__YOUR OBJECTIVE__.
Your task is to repeat the listing exactly.

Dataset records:
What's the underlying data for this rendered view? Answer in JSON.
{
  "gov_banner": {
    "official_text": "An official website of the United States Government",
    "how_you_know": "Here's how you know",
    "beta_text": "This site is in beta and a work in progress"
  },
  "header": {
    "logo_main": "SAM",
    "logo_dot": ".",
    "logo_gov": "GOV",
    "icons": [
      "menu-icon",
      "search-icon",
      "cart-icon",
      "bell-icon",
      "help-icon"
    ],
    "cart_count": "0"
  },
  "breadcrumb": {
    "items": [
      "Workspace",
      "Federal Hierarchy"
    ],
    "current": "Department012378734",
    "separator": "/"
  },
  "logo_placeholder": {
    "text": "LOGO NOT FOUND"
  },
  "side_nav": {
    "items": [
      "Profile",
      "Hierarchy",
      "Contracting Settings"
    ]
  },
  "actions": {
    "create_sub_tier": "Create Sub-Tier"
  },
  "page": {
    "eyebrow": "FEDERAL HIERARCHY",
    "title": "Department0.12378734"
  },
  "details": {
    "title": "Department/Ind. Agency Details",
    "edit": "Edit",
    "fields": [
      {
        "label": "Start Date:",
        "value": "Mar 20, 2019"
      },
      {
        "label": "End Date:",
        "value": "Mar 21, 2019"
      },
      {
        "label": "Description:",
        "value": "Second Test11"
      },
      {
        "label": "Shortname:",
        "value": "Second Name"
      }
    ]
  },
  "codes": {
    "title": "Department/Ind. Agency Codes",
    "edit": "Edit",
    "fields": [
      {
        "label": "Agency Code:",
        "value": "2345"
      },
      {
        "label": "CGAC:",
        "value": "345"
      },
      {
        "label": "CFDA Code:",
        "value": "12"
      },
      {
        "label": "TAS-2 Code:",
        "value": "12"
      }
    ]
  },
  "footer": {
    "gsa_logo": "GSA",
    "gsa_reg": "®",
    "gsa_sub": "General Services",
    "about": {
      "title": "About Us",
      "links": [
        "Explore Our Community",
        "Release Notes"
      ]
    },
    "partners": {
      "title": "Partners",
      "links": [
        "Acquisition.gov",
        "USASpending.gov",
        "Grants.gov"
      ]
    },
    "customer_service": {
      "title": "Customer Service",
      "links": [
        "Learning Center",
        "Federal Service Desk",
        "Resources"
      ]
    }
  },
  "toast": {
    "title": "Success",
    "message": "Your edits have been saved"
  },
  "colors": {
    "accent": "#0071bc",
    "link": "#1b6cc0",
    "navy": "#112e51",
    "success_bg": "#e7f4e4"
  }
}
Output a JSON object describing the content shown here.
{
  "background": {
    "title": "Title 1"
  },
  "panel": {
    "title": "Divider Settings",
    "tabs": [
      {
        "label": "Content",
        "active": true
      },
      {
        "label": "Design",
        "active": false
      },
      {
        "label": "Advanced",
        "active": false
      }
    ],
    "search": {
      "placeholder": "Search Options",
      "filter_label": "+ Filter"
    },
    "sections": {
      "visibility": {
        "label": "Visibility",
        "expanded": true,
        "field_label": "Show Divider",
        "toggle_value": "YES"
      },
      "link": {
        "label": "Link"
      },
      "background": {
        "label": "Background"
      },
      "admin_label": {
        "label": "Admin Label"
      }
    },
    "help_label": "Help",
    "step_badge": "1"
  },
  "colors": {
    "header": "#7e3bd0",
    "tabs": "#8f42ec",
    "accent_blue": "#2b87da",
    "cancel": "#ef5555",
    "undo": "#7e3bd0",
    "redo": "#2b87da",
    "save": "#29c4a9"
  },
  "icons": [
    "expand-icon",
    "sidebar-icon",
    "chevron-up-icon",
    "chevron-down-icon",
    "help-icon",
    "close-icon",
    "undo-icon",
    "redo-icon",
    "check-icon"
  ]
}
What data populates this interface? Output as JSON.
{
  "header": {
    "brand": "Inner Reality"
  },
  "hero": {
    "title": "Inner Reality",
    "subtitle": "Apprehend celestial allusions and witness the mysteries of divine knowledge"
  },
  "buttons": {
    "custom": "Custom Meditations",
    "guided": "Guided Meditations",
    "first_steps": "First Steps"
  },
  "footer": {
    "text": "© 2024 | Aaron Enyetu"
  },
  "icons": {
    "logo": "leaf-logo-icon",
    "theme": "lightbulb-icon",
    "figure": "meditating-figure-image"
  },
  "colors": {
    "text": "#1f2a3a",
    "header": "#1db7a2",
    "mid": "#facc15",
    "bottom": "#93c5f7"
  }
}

__FINISHED TASK__.
What's the underlying data for this rendered view? Answer in JSON.
{
  "gov_banner": {
    "official_text": "An official website of the United States Government",
    "how_you_know": "Here's how you know",
    "beta_text": "This site is in beta and a work in progress"
  },
  "header": {
    "logo_main": "SAM",
    "logo_dot": ".",
    "logo_gov": "GOV",
    "icons": [
      "menu-icon",
      "search-icon",
      "cart-icon",
      "bell-icon",
      "help-icon"
    ],
    "cart_count": "0"
  },
  "breadcrumb": {
    "items": [
      "Workspace",
      "Federal Hierarchy"
    ],
    "current": "Department012378734",
    "separator": "/"
  },
  "logo_placeholder": {
    "text": "LOGO NOT FOUND"
  },
  "side_nav": {
    "items": [
      "Profile",
      "Hierarchy",
      "Contracting Settings"
    ]
  },
  "actions": {
    "create_sub_tier": "Create Sub-Tier"
  },
  "page": {
    "eyebrow": "FEDERAL HIERARCHY",
    "title": "Department0.12378734"
  },
  "details": {
    "title": "Department/Ind. Agency Details",
    "edit": "Edit",
    "fields": [
      {
        "label": "Start Date:",
        "value": "Mar 20, 2019"
      },
      {
        "label": "End Date:",
        "value": "Mar 21, 2019"
      },
      {
        "label": "Description:",
        "value": "Second Test11"
      },
      {
        "label": "Shortname:",
        "value": "Second Name"
      }
    ]
  },
  "codes": {
    "title": "Department/Ind. Agency Codes",
    "edit": "Edit",
    "fields": [
      {
        "label": "Agency Code:",
        "value": "2345"
      },
      {
        "label": "CGAC:",
        "value": "345"
      },
      {
        "label": "CFDA Code:",
        "value": "12"
      },
      {
        "label": "TAS-2 Code:",
        "value": "12"
      }
    ]
  },
  "footer": {
    "gsa_logo": "GSA",
    "gsa_reg": "®",
    "gsa_sub": "General Services",
    "about": {
      "title": "About Us",
      "links": [
        "Explore Our Community",
        "Release Notes"
      ]
    },
    "partners": {
      "title": "Partners",
      "links": [
        "Acquisition.gov",
        "USASpending.gov",
        "Grants.gov"
      ]
    },
    "customer_service": {
      "title": "Customer Service",
      "links": [
        "Learning Center",
        "Federal Service Desk",
        "Resources"
      ]
    }
  },
  "toast": {
    "title": "Success",
    "message": "Your edits have been saved"
  },
  "colors": {
    "accent": "#0071bc",
    "link": "#1b6cc0",
    "navy": "#112e51",
    "success_bg": "#e7f4e4"
  }
}
Output a JSON object describing the content shown here.
{
  "background": {
    "title": "Title 1"
  },
  "panel": {
    "title": "Divider Settings",
    "tabs": [
      {
        "label": "Content",
        "active": true
      },
      {
        "label": "Design",
        "active": false
      },
      {
        "label": "Advanced",
        "active": false
      }
    ],
    "search": {
      "placeholder": "Search Options",
      "filter_label": "+ Filter"
    },
    "sections": {
      "visibility": {
        "label": "Visibility",
        "expanded": true,
        "field_label": "Show Divider",
        "toggle_value": "YES"
      },
      "link": {
        "label": "Link"
      },
      "background": {
        "label": "Background"
      },
      "admin_label": {
        "label": "Admin Label"
      }
    },
    "help_label": "Help",
    "step_badge": "1"
  },
  "colors": {
    "header": "#7e3bd0",
    "tabs": "#8f42ec",
    "accent_blue": "#2b87da",
    "cancel": "#ef5555",
    "undo": "#7e3bd0",
    "redo": "#2b87da",
    "save": "#29c4a9"
  },
  "icons": [
    "expand-icon",
    "sidebar-icon",
    "chevron-up-icon",
    "chevron-down-icon",
    "help-icon",
    "close-icon",
    "undo-icon",
    "redo-icon",
    "check-icon"
  ]
}
What data populates this interface? Output as JSON.
{
  "header": {
    "brand": "Inner Reality"
  },
  "hero": {
    "title": "Inner Reality",
    "subtitle": "Apprehend celestial allusions and witness the mysteries of divine knowledge"
  },
  "buttons": {
    "custom": "Custom Meditations",
    "guided": "Guided Meditations",
    "first_steps": "First Steps"
  },
  "footer": {
    "text": "© 2024 | Aaron Enyetu"
  },
  "icons": {
    "logo": "leaf-logo-icon",
    "theme": "lightbulb-icon",
    "figure": "meditating-figure-image"
  },
  "colors": {
    "text": "#1f2a3a",
    "header": "#1db7a2",
    "mid": "#facc15",
    "bottom": "#93c5f7"
  }
}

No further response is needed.